** Opening Input block **

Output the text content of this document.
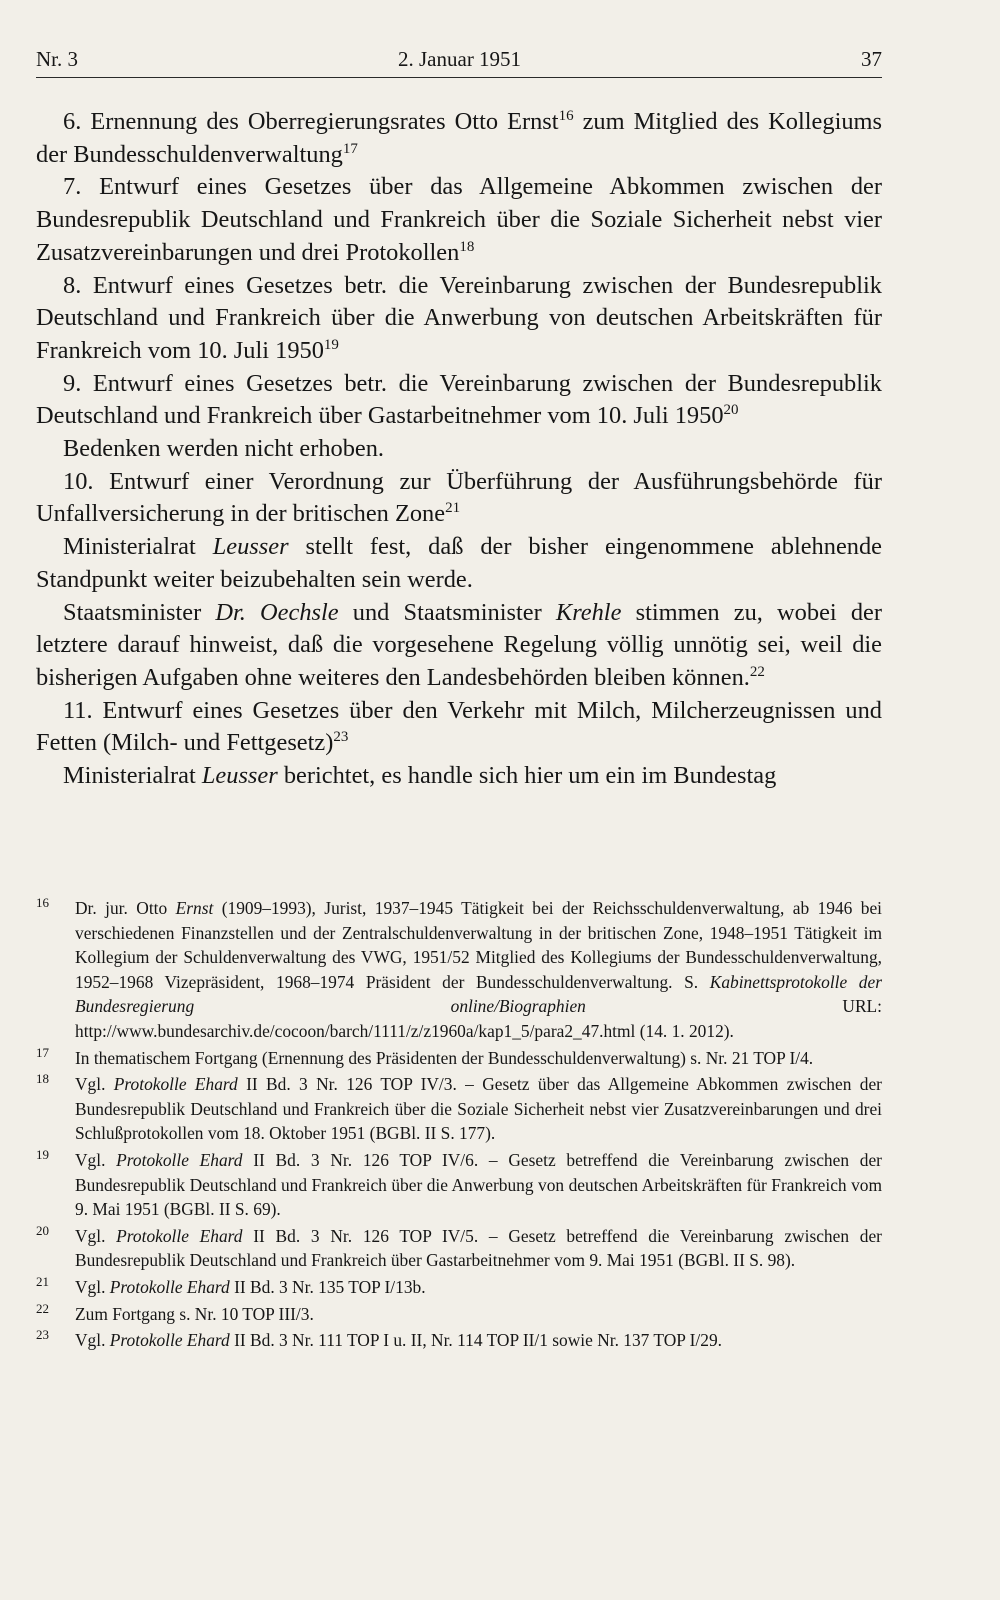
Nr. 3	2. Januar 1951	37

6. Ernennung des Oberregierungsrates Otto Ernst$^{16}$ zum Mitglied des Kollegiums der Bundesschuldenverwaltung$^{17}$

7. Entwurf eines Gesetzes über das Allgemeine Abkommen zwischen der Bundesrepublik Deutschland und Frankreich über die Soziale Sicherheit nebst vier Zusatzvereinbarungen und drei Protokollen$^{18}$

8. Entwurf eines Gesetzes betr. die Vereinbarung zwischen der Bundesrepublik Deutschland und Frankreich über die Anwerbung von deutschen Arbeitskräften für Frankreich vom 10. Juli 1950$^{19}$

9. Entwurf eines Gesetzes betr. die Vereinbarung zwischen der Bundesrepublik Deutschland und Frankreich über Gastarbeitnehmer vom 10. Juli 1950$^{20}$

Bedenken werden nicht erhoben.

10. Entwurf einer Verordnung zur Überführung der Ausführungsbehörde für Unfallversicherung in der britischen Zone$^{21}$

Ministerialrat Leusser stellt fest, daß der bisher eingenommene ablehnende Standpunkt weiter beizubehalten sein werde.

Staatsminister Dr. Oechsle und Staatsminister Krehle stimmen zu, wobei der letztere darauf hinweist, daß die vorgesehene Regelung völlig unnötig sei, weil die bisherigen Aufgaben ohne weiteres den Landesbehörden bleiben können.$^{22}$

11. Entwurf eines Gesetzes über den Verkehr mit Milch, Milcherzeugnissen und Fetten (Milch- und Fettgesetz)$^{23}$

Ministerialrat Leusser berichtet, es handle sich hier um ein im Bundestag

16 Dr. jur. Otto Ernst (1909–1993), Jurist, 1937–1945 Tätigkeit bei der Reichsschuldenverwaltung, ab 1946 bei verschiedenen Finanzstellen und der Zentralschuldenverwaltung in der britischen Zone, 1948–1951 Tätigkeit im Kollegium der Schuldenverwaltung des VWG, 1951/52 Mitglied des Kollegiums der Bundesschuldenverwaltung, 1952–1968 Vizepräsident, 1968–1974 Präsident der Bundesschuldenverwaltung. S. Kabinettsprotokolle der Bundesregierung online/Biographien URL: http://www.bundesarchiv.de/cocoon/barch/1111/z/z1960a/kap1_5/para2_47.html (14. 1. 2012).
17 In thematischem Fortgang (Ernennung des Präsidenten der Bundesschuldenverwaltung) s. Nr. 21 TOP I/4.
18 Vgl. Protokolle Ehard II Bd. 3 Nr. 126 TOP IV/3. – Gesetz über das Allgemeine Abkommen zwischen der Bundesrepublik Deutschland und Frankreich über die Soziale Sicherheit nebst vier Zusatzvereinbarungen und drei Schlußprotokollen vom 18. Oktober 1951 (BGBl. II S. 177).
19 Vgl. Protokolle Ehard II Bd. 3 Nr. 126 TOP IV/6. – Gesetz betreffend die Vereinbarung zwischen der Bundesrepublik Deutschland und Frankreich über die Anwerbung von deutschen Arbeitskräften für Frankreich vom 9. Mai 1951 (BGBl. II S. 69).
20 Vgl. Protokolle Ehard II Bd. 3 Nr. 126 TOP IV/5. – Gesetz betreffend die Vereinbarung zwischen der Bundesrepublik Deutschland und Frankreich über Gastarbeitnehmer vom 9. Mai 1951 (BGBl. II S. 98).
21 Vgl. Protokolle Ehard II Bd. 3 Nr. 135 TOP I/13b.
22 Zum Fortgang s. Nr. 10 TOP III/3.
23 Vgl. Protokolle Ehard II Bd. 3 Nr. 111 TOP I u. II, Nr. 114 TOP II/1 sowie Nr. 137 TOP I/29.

** Closing Input block **

**Goal of the exercise**
Return every line of the records exactly as given, pictures excluded.

**Task solution**
Output the text content of this document.
Nr. 3	2. Januar 1951	37

6. Ernennung des Oberregierungsrates Otto Ernst$^{16}$ zum Mitglied des Kollegiums der Bundesschuldenverwaltung$^{17}$

7. Entwurf eines Gesetzes über das Allgemeine Abkommen zwischen der Bundesrepublik Deutschland und Frankreich über die Soziale Sicherheit nebst vier Zusatzvereinbarungen und drei Protokollen$^{18}$

8. Entwurf eines Gesetzes betr. die Vereinbarung zwischen der Bundesrepublik Deutschland und Frankreich über die Anwerbung von deutschen Arbeitskräften für Frankreich vom 10. Juli 1950$^{19}$

9. Entwurf eines Gesetzes betr. die Vereinbarung zwischen der Bundesrepublik Deutschland und Frankreich über Gastarbeitnehmer vom 10. Juli 1950$^{20}$

Bedenken werden nicht erhoben.

10. Entwurf einer Verordnung zur Überführung der Ausführungsbehörde für Unfallversicherung in der britischen Zone$^{21}$

Ministerialrat Leusser stellt fest, daß der bisher eingenommene ablehnende Standpunkt weiter beizubehalten sein werde.

Staatsminister Dr. Oechsle und Staatsminister Krehle stimmen zu, wobei der letztere darauf hinweist, daß die vorgesehene Regelung völlig unnötig sei, weil die bisherigen Aufgaben ohne weiteres den Landesbehörden bleiben können.$^{22}$

11. Entwurf eines Gesetzes über den Verkehr mit Milch, Milcherzeugnissen und Fetten (Milch- und Fettgesetz)$^{23}$

Ministerialrat Leusser berichtet, es handle sich hier um ein im Bundestag

16 Dr. jur. Otto Ernst (1909–1993), Jurist, 1937–1945 Tätigkeit bei der Reichsschuldenverwaltung, ab 1946 bei verschiedenen Finanzstellen und der Zentralschuldenverwaltung in der britischen Zone, 1948–1951 Tätigkeit im Kollegium der Schuldenverwaltung des VWG, 1951/52 Mitglied des Kollegiums der Bundesschuldenverwaltung, 1952–1968 Vizepräsident, 1968–1974 Präsident der Bundesschuldenverwaltung. S. Kabinettsprotokolle der Bundesregierung online/Biographien URL: http://www.bundesarchiv.de/cocoon/barch/1111/z/z1960a/kap1_5/para2_47.html (14. 1. 2012).
17 In thematischem Fortgang (Ernennung des Präsidenten der Bundesschuldenverwaltung) s. Nr. 21 TOP I/4.
18 Vgl. Protokolle Ehard II Bd. 3 Nr. 126 TOP IV/3. – Gesetz über das Allgemeine Abkommen zwischen der Bundesrepublik Deutschland und Frankreich über die Soziale Sicherheit nebst vier Zusatzvereinbarungen und drei Schlußprotokollen vom 18. Oktober 1951 (BGBl. II S. 177).
19 Vgl. Protokolle Ehard II Bd. 3 Nr. 126 TOP IV/6. – Gesetz betreffend die Vereinbarung zwischen der Bundesrepublik Deutschland und Frankreich über die Anwerbung von deutschen Arbeitskräften für Frankreich vom 9. Mai 1951 (BGBl. II S. 69).
20 Vgl. Protokolle Ehard II Bd. 3 Nr. 126 TOP IV/5. – Gesetz betreffend die Vereinbarung zwischen der Bundesrepublik Deutschland und Frankreich über Gastarbeitnehmer vom 9. Mai 1951 (BGBl. II S. 98).
21 Vgl. Protokolle Ehard II Bd. 3 Nr. 135 TOP I/13b.
22 Zum Fortgang s. Nr. 10 TOP III/3.
23 Vgl. Protokolle Ehard II Bd. 3 Nr. 111 TOP I u. II, Nr. 114 TOP II/1 sowie Nr. 137 TOP I/29.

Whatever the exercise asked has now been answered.